Recorded data:
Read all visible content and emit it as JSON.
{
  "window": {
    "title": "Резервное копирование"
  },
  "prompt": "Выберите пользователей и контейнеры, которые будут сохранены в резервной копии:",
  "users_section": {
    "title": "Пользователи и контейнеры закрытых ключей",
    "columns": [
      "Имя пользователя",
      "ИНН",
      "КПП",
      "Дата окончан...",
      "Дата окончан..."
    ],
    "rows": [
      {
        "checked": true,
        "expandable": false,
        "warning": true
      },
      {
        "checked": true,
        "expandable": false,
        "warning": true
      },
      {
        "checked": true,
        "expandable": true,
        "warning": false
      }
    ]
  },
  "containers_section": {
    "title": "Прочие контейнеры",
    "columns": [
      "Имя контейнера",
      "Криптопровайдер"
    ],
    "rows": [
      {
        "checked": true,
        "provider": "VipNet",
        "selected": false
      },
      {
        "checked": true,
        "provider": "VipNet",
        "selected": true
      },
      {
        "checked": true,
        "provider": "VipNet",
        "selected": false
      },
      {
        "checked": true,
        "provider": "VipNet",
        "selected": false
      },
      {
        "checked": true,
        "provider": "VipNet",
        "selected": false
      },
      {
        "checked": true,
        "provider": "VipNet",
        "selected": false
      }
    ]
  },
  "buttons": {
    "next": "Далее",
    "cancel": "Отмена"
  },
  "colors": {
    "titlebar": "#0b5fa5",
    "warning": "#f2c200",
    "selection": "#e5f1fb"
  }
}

==

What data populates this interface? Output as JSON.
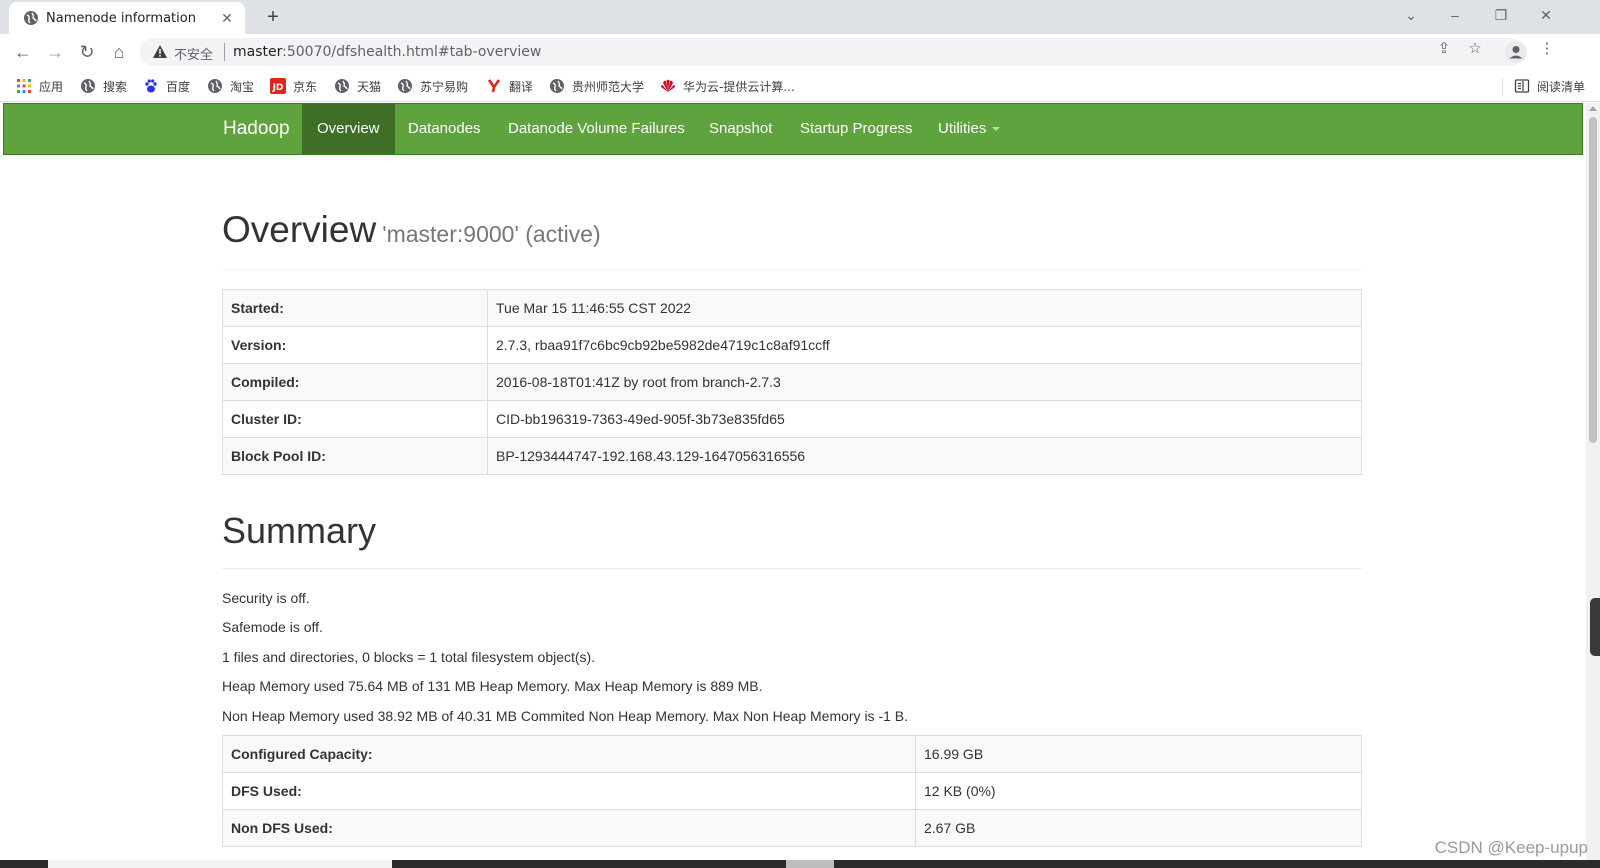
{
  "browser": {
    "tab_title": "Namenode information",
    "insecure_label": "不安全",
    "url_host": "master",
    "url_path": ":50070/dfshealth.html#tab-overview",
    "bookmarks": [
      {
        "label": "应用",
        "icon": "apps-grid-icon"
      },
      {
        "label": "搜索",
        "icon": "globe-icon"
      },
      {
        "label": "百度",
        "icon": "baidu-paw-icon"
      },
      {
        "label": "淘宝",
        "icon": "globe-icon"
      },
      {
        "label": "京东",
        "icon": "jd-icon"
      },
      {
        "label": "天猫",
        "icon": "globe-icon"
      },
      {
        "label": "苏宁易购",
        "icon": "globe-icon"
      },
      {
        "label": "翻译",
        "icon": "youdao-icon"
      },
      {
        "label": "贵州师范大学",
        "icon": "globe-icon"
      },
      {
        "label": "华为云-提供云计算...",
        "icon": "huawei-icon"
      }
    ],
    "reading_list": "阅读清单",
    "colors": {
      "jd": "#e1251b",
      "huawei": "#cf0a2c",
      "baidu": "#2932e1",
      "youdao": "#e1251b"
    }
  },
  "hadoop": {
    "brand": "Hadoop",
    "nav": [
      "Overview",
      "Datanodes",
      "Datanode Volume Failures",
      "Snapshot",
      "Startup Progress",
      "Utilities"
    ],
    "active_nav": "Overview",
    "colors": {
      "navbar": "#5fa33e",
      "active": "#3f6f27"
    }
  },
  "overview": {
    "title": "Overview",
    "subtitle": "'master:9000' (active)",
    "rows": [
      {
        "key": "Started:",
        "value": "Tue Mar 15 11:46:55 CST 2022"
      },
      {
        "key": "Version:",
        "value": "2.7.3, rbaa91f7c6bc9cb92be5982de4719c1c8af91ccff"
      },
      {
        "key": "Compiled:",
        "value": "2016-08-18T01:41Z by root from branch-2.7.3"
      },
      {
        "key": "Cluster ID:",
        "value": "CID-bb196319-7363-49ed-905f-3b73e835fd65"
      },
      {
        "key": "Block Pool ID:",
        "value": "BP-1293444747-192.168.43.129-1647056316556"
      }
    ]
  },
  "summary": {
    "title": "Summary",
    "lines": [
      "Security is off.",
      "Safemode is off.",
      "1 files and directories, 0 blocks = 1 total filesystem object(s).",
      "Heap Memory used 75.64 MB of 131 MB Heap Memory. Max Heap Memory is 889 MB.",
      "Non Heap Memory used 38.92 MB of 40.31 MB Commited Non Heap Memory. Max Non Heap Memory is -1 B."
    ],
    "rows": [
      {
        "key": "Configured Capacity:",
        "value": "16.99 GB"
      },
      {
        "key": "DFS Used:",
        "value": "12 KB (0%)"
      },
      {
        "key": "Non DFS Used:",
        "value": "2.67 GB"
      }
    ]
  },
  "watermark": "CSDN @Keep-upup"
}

The request: Scan the material line by line and report each one that contains "контейнеры".

Answer in full:
  "prompt": "Выберите пользователей и контейнеры, которые будут сохранены в резервной копии:",
    "title": "Пользователи и контейнеры закрытых ключей",
    "title": "Прочие контейнеры",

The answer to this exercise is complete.